## SUPPLIED DATA
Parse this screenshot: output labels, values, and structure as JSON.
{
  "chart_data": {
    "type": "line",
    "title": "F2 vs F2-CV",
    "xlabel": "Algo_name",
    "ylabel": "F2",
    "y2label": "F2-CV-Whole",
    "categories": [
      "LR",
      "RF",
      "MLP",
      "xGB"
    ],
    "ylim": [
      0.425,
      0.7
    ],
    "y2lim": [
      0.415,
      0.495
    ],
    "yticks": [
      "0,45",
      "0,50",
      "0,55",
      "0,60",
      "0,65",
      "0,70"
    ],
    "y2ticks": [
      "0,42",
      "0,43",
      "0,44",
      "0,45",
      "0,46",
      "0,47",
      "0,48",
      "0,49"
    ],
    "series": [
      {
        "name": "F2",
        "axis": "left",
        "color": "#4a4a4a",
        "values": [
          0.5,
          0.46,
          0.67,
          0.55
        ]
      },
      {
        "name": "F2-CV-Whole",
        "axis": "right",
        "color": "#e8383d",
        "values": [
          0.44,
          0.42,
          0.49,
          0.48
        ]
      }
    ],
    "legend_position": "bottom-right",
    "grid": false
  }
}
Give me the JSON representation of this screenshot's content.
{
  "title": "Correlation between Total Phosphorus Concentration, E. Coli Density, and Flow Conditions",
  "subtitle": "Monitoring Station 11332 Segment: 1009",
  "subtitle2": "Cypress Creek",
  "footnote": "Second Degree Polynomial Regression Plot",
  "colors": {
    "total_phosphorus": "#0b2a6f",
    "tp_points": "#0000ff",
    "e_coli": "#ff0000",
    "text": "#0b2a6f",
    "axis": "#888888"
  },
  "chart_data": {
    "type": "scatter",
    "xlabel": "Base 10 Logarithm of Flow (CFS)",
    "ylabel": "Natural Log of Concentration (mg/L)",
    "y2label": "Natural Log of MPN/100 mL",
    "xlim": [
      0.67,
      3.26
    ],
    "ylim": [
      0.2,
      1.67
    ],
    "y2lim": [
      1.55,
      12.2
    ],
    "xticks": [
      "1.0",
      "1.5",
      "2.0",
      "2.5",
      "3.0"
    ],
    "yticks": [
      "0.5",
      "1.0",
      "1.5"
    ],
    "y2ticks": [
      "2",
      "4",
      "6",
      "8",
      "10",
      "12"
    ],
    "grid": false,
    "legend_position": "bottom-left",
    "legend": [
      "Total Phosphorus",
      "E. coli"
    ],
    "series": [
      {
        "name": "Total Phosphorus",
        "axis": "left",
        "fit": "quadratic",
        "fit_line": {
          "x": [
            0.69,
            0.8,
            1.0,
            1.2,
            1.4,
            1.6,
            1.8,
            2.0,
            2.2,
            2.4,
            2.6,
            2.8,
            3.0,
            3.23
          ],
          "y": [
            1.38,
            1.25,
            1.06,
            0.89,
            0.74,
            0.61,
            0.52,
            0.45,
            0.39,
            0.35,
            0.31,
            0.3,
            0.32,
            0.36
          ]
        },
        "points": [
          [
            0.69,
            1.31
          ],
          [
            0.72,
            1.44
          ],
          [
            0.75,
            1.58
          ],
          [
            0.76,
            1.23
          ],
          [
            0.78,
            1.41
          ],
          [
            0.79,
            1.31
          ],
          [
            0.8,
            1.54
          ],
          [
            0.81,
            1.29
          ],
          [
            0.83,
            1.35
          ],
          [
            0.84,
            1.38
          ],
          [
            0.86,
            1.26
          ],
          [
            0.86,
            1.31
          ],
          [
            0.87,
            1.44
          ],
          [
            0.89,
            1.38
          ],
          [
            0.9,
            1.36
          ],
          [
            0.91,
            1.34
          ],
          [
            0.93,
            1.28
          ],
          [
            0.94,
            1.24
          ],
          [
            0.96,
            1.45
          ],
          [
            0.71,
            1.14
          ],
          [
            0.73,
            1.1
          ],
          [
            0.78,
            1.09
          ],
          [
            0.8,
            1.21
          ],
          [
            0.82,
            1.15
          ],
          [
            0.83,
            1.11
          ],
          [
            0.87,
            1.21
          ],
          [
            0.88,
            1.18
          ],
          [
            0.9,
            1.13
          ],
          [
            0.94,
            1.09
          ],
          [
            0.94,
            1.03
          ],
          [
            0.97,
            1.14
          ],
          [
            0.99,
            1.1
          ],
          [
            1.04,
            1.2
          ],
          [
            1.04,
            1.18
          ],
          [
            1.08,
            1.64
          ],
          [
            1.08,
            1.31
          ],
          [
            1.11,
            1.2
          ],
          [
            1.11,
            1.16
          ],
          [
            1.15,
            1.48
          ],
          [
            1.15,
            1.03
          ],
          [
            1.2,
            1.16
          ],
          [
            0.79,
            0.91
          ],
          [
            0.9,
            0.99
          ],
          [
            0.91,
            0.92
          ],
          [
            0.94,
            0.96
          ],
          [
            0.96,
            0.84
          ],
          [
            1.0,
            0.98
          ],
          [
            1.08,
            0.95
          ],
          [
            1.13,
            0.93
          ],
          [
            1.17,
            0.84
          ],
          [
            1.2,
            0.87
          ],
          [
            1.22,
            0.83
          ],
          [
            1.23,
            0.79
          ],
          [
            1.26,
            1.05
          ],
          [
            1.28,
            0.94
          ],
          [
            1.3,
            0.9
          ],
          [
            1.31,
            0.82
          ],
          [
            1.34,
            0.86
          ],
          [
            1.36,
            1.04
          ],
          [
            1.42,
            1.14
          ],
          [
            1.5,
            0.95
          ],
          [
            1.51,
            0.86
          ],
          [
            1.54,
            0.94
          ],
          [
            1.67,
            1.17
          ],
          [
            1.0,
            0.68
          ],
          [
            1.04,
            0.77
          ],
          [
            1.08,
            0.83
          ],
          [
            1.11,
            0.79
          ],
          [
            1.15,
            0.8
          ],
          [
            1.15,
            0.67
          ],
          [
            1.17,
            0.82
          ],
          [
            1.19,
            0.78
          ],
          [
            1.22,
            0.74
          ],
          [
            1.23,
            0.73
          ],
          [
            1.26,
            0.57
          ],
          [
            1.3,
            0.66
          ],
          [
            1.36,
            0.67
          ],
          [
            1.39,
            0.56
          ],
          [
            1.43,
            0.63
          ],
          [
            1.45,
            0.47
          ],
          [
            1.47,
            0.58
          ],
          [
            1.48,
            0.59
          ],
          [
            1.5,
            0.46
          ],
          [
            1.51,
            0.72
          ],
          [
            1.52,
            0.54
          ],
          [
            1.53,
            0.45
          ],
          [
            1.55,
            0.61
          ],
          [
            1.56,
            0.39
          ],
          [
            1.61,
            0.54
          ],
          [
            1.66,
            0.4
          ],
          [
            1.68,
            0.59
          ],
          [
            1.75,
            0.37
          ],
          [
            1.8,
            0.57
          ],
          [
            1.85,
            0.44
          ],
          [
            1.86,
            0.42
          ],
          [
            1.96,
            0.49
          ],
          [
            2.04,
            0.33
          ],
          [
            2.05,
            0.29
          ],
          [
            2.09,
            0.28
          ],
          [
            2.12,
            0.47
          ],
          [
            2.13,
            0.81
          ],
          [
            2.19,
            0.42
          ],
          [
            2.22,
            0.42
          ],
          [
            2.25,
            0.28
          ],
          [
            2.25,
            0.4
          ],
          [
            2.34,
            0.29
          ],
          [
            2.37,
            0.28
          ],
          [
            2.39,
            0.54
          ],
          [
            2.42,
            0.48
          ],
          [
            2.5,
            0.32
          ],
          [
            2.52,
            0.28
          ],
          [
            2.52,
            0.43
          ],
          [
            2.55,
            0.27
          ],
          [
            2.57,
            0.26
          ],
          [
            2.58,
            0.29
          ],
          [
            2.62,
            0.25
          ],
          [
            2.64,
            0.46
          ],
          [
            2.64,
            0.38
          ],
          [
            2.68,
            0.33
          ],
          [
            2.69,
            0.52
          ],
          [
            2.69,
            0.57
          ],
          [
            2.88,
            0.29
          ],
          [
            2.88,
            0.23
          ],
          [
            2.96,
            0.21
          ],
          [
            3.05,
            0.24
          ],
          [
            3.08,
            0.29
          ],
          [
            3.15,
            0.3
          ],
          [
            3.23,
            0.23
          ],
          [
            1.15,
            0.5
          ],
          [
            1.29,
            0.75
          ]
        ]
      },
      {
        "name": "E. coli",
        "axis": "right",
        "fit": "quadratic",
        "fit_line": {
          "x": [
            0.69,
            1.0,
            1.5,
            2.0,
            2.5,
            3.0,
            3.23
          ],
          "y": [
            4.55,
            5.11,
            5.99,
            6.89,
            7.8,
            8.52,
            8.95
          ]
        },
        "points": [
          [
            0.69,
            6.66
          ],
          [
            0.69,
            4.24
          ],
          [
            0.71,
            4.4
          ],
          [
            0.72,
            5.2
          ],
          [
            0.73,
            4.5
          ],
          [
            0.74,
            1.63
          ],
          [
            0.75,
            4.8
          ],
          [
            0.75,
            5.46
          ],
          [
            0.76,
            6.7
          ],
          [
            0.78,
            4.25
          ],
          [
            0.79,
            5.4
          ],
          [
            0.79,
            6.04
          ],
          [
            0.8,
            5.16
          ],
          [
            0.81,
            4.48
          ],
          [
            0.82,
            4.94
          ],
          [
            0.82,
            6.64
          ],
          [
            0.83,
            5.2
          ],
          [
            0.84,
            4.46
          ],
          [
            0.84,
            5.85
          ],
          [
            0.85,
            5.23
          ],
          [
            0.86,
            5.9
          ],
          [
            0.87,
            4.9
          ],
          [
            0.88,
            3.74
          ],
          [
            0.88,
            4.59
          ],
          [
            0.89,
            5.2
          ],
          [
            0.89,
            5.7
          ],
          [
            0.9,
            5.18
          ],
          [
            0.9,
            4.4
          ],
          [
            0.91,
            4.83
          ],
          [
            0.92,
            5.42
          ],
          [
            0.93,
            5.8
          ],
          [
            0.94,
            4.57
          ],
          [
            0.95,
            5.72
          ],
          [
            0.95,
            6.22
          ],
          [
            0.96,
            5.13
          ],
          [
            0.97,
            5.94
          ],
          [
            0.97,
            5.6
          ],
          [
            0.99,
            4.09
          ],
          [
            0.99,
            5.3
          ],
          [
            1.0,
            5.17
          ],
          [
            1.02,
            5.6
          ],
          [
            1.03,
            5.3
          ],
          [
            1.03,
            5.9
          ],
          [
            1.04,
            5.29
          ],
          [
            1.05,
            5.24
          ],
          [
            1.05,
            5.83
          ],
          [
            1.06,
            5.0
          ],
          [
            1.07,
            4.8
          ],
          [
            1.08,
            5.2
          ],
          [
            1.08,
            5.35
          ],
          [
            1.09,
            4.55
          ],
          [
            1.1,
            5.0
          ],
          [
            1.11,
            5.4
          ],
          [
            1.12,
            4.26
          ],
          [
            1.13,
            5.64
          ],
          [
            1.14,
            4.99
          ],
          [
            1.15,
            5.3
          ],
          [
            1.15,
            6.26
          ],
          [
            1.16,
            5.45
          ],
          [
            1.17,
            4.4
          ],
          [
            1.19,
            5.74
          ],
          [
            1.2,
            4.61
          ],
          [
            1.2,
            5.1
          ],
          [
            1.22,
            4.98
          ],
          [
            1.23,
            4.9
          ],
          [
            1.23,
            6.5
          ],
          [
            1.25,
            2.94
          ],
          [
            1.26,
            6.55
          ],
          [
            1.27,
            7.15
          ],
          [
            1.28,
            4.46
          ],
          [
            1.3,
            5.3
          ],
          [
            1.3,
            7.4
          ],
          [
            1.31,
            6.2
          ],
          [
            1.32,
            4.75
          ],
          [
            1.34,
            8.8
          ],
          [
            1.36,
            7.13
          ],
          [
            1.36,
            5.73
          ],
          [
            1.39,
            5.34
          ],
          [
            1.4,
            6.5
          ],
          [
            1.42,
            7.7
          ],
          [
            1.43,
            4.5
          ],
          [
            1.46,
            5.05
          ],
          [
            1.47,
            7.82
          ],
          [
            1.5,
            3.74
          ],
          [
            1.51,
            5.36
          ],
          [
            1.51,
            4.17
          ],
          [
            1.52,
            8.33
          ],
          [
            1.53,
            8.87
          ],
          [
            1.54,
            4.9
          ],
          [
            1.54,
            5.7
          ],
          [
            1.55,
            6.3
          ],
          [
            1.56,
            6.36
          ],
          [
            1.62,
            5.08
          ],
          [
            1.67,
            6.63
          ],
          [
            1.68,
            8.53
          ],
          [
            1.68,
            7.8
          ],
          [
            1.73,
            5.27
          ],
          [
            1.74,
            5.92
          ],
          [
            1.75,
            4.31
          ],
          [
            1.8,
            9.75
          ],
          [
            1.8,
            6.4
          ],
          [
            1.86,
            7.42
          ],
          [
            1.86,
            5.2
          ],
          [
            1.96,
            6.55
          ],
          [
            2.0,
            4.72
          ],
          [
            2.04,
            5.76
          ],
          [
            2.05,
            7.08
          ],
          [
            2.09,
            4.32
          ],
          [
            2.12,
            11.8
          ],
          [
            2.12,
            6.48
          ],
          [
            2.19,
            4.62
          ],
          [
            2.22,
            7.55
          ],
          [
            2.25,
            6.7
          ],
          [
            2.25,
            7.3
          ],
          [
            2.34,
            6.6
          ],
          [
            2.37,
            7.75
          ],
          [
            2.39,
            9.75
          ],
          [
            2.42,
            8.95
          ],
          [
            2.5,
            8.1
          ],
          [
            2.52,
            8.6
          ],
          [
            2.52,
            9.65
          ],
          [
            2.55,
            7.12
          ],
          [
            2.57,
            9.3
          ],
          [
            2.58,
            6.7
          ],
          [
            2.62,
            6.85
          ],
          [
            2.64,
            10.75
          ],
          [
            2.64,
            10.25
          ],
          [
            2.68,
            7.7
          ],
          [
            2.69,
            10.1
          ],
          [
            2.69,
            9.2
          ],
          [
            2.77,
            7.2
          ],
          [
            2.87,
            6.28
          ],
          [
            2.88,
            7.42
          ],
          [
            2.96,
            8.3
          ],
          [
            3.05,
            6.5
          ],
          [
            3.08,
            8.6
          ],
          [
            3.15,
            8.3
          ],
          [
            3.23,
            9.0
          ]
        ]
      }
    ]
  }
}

## SHORT PROBLEM
Search the data above for the word "Concentration", then gather each line in which it appears.

## ANSWER TO THE EXERCISE
  "title": "Correlation between Total Phosphorus Concentration, E. Coli Density, and Flow Conditions",
    "ylabel": "Natural Log of Concentration (mg/L)",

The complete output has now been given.